▶ Exercise directions
Count the lines containing "content". Give the number alone.

▶ Dataset
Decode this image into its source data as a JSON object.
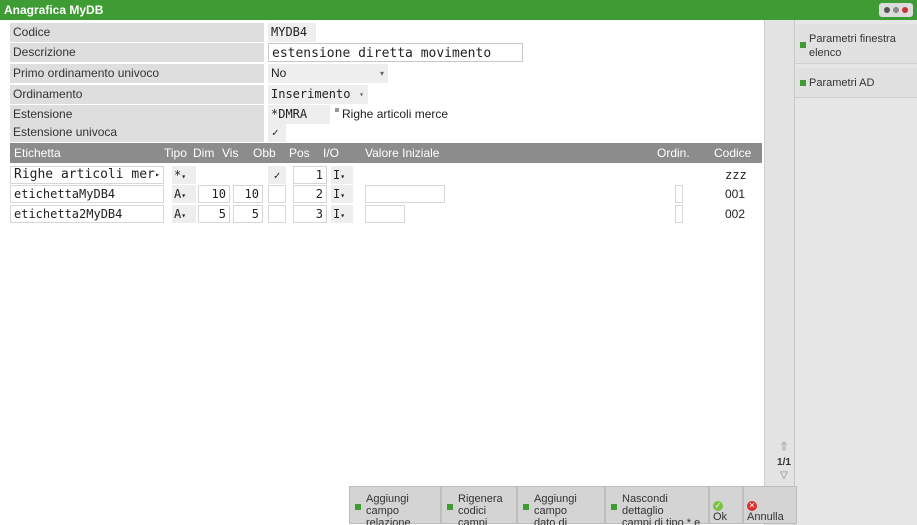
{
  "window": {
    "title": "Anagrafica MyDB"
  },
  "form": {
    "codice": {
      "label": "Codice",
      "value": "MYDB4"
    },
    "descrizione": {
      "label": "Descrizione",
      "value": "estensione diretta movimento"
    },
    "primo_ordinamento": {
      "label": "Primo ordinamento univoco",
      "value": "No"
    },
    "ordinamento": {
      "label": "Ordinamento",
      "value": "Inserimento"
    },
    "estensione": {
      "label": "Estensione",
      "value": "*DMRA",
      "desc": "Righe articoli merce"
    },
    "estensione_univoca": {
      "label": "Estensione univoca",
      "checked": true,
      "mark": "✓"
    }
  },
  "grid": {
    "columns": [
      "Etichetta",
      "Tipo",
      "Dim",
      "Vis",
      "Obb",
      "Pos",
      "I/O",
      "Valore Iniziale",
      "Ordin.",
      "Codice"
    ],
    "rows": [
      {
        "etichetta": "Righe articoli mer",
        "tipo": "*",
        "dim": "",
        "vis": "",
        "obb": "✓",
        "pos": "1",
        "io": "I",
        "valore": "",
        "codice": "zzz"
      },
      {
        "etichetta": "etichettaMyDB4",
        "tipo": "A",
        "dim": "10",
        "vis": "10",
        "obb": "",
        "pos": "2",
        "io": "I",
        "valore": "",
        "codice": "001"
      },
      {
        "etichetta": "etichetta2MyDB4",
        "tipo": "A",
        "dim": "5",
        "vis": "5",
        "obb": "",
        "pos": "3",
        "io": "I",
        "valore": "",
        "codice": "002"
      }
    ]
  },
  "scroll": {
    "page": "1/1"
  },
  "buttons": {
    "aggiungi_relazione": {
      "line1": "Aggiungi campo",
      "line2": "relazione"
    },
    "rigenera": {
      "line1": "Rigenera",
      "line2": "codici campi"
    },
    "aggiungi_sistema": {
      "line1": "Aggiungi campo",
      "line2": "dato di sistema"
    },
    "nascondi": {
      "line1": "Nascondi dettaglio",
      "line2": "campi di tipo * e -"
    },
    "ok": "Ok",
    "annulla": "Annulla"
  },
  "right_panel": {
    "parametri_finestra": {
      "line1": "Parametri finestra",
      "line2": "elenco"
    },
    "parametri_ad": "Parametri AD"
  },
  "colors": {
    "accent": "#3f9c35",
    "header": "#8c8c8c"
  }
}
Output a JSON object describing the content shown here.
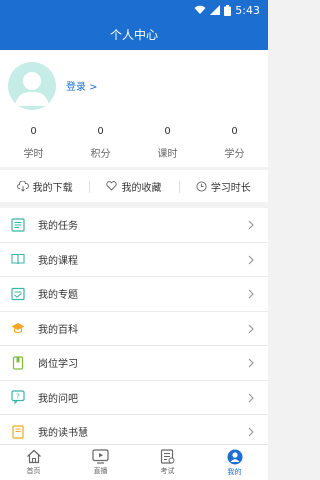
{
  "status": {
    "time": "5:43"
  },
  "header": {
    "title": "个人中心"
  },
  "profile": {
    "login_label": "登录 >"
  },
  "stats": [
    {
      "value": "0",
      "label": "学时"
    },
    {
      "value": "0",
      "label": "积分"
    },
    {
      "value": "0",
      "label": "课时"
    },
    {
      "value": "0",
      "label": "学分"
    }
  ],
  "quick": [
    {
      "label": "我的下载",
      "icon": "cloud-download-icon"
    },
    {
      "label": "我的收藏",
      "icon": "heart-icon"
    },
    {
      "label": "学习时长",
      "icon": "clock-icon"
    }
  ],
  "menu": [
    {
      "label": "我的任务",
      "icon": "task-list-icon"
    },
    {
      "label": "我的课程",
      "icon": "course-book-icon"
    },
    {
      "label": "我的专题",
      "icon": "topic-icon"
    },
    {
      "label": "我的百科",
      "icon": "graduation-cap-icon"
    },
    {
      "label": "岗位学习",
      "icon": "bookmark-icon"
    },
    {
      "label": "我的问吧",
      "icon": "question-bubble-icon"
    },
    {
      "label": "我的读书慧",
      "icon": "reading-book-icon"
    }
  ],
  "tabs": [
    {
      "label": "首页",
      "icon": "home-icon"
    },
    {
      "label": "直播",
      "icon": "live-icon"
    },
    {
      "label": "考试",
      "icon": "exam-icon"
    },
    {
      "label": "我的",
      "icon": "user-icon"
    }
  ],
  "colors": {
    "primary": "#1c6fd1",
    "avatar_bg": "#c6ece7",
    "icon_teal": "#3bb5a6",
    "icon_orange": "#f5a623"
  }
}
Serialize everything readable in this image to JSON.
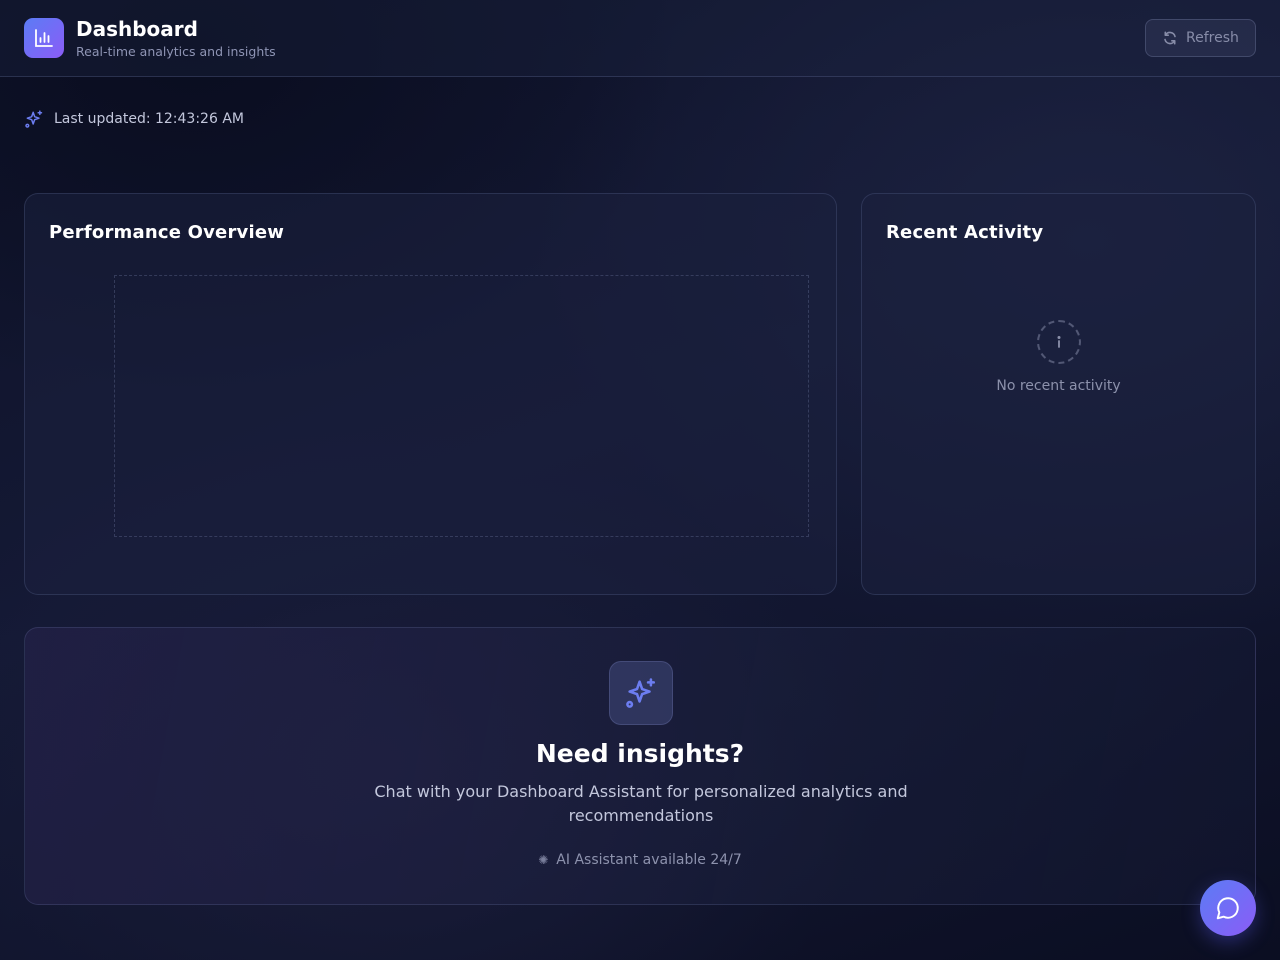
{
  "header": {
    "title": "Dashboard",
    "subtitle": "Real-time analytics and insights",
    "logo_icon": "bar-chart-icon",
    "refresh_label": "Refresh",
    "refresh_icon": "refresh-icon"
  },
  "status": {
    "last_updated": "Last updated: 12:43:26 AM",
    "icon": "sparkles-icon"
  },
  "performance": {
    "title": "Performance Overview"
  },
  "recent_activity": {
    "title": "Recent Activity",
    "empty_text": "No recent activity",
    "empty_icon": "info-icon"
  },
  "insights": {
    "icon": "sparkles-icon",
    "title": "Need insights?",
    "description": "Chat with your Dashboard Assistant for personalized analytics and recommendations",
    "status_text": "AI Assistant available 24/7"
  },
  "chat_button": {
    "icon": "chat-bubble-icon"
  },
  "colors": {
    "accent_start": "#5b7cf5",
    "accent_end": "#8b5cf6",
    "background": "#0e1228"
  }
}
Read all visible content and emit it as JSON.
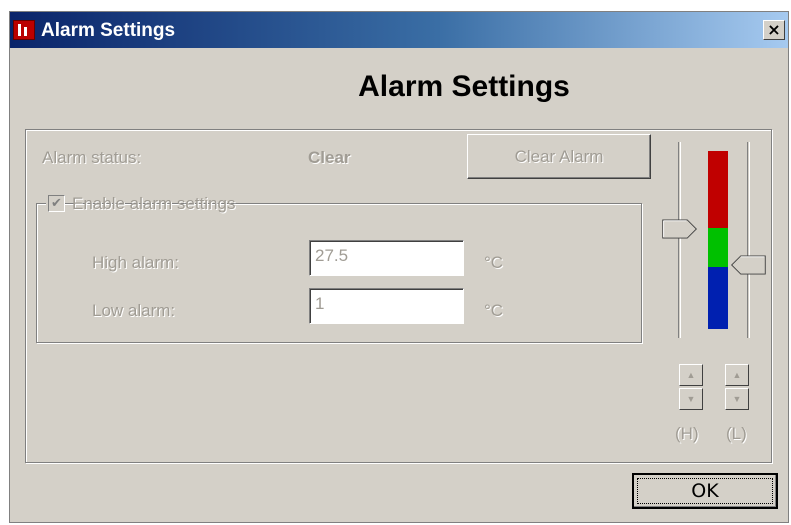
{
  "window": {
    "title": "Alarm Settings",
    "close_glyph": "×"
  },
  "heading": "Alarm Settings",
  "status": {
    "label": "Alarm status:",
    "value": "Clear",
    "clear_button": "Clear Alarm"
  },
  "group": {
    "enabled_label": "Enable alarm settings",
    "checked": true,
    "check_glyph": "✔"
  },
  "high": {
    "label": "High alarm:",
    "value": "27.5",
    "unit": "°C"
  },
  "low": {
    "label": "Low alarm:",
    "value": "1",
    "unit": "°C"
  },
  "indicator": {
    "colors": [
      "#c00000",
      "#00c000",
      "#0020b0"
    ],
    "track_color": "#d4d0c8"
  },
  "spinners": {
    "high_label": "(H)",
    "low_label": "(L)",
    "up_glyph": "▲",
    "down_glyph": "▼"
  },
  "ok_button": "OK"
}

▶ The result
2